- SOURCE DATA

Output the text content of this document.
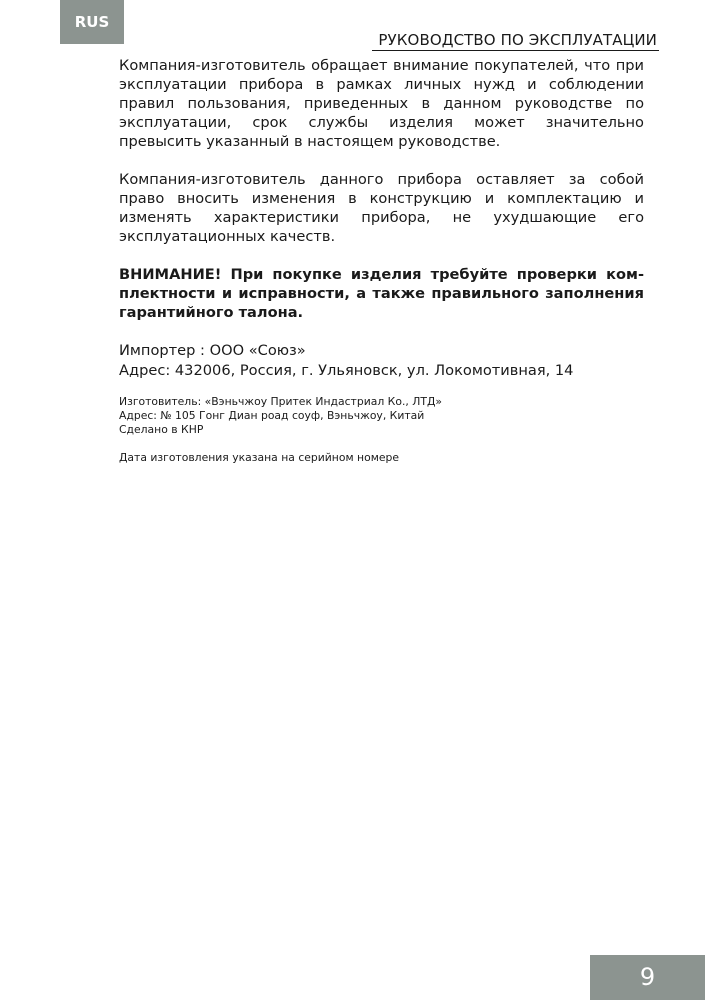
RUS
РУКОВОДСТВО ПО ЭКСПЛУАТАЦИИ

Компания-изготовитель обращает внимание покупателей, что при эксплуатации прибора в рамках личных нужд и соблюдении правил пользования, приведенных в данном руководстве по эксплуатации, срок службы изделия может значительно превысить указанный в настоящем руководстве.

Компания-изготовитель данного прибора оставляет за собой право вносить изменения в конструкцию и комплектацию и изменять характеристики прибора, не ухудшающие его эксплуатационных качеств.

ВНИМАНИЕ! При покупке изделия требуйте проверки комплектности и исправности, а также правильного заполнения гарантийного талона.

Импортер : ООО «Союз»
Адрес: 432006, Россия, г. Ульяновск, ул. Локомотивная, 14
Изготовитель: «Вэньчжоу Притек Индастриал Ко., ЛТД»
Адрес: № 105 Гонг Диан роад соуф, Вэньчжоу, Китай
Сделано в КНР
Дата изготовления указана на серийном номере
9
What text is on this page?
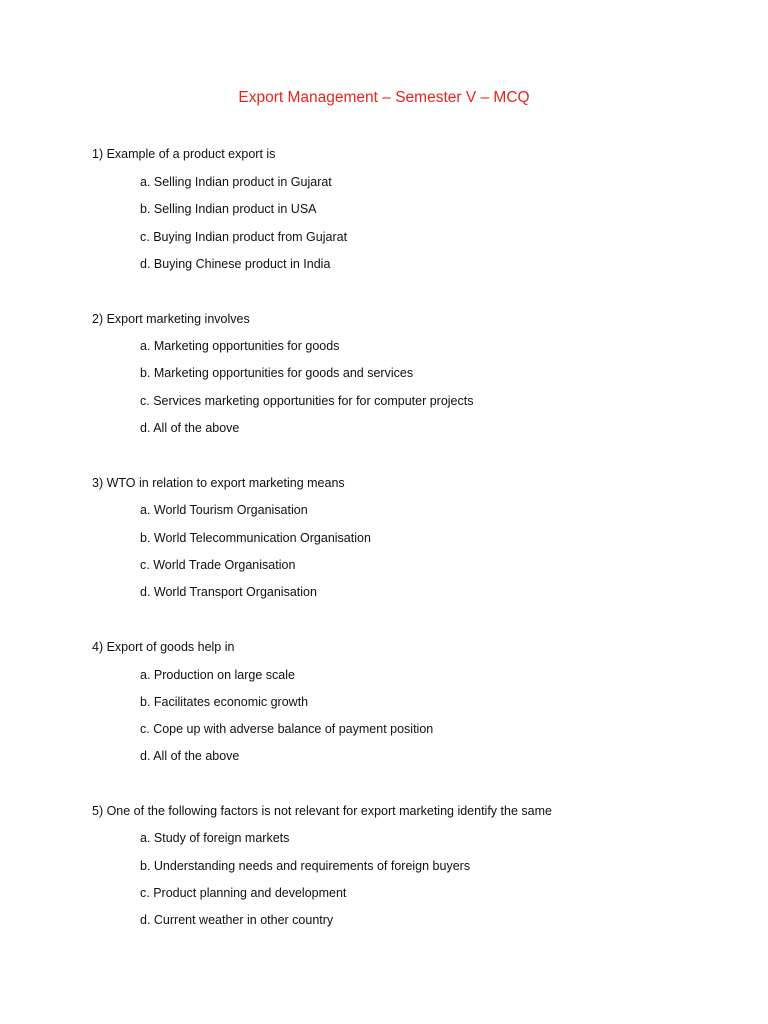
Export Management – Semester V – MCQ
1) Example of a product export is
a. Selling Indian product in Gujarat
b. Selling Indian product in USA
c. Buying Indian product from Gujarat
d. Buying Chinese product in India
2) Export marketing involves
a. Marketing opportunities for goods
b. Marketing opportunities for goods and services
c. Services marketing opportunities for for computer projects
d. All of the above
3) WTO in relation to export marketing means
a. World Tourism Organisation
b. World Telecommunication Organisation
c. World Trade Organisation
d. World Transport Organisation
4) Export of goods help in
a. Production on large scale
b. Facilitates economic growth
c. Cope up with adverse balance of payment position
d. All of the above
5) One of the following factors is not relevant for export marketing identify the same
a. Study of foreign markets
b. Understanding needs and requirements of foreign buyers
c. Product planning and development
d. Current weather in other country
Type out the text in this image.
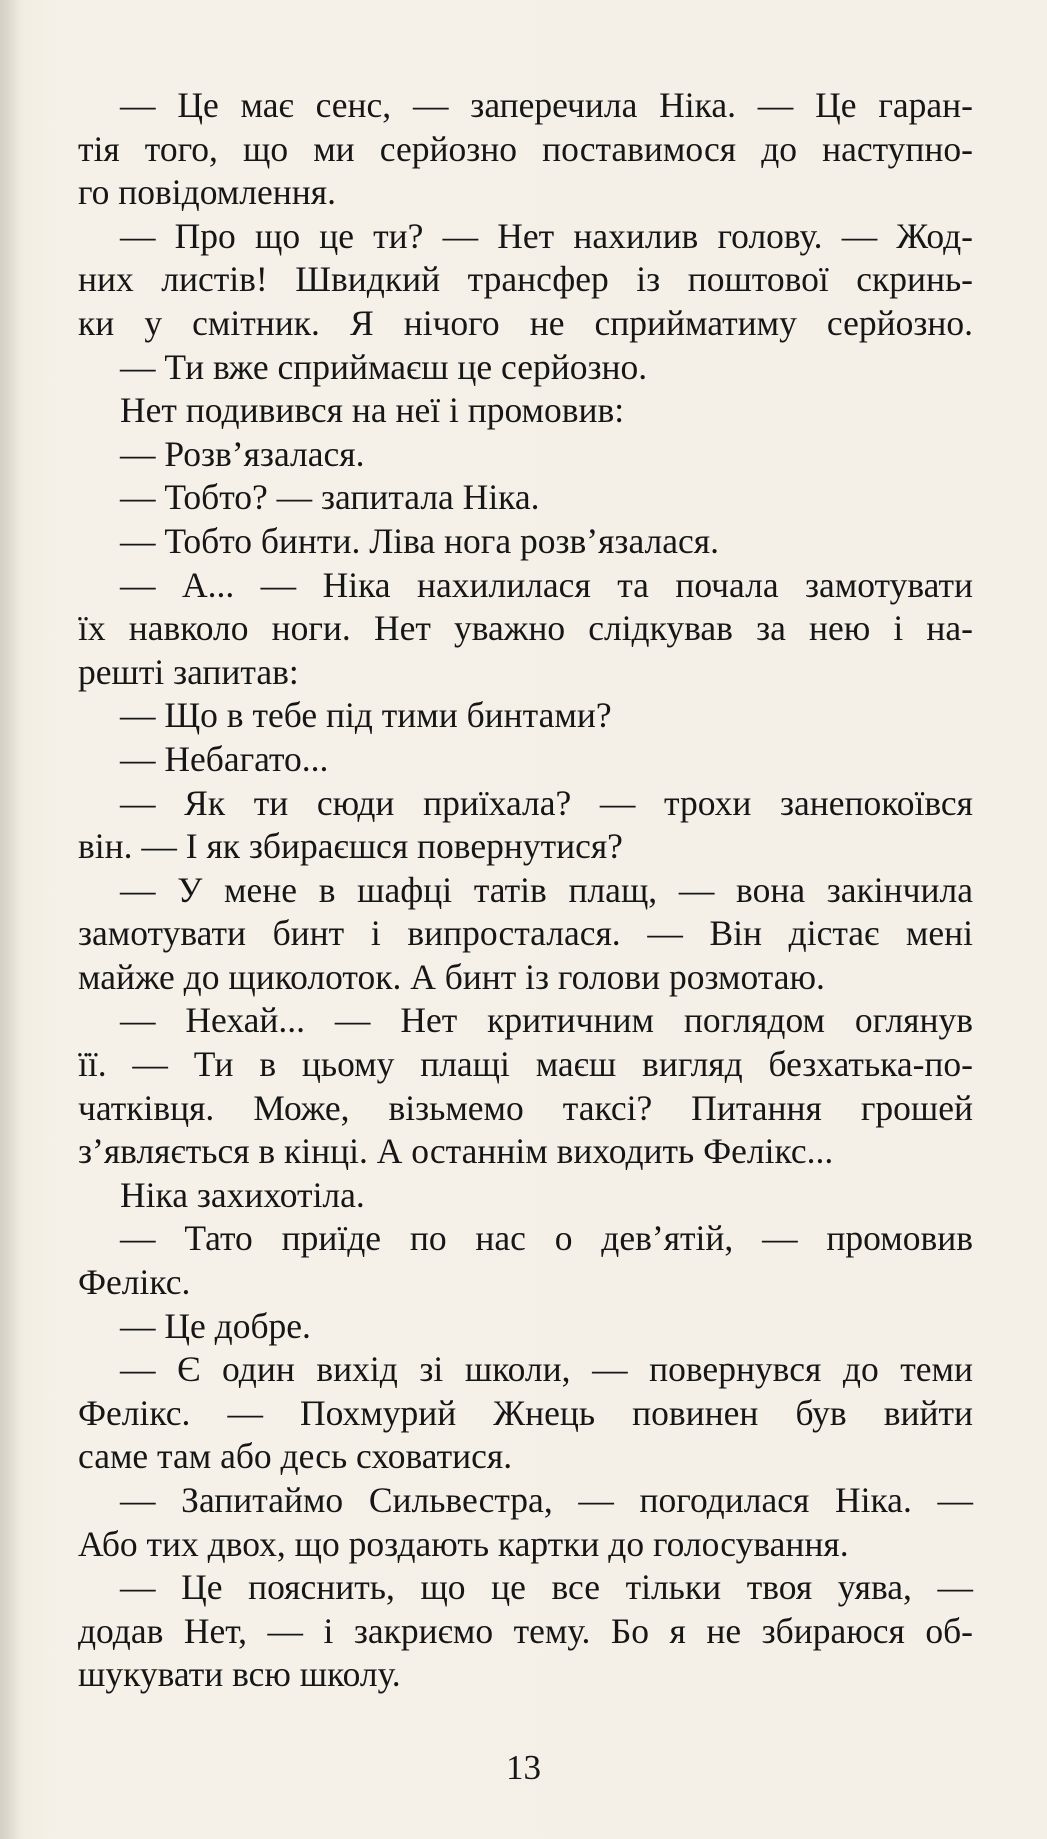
— Це має сенс, — заперечила Ніка. — Це гаран-
тія того, що ми серйозно поставимося до наступно-
го повідомлення.
— Про що це ти? — Нет нахилив голову. — Жод-
них листів! Швидкий трансфер із поштової скринь-
ки у смітник. Я нічого не сприйматиму серйозно.
— Ти вже сприймаєш це серйозно.
Нет подивився на неї і промовив:
— Розв’язалася.
— Тобто? — запитала Ніка.
— Тобто бинти. Ліва нога розв’язалася.
— А... — Ніка нахилилася та почала замотувати
їх навколо ноги. Нет уважно слідкував за нею і на-
решті запитав:
— Що в тебе під тими бинтами?
— Небагато...
— Як ти сюди приїхала? — трохи занепокоївся
він. — І як збираєшся повернутися?
— У мене в шафці татів плащ, — вона закінчила
замотувати бинт і випросталася. — Він дістає мені
майже до щиколоток. А бинт із голови розмотаю.
— Нехай... — Нет критичним поглядом оглянув
її. — Ти в цьому плащі маєш вигляд безхатька-по-
чатківця. Може, візьмемо таксі? Питання грошей
з’являється в кінці. А останнім виходить Фелікс...
Ніка захихотіла.
— Тато приїде по нас о дев’ятій, — промовив
Фелікс.
— Це добре.
— Є один вихід зі школи, — повернувся до теми
Фелікс. — Похмурий Жнець повинен був вийти
саме там або десь сховатися.
— Запитаймо Сильвестра, — погодилася Ніка. —
Або тих двох, що роздають картки до голосування.
— Це пояснить, що це все тільки твоя уява, —
додав Нет, — і закриємо тему. Бо я не збираюся об-
шукувати всю школу.
13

- DIRECTIONS
Copy out each line of the entries that holds "this".

- SOLUTION BELOW
Output the text content of this document.
What text is on this page?
Type out the text in this image.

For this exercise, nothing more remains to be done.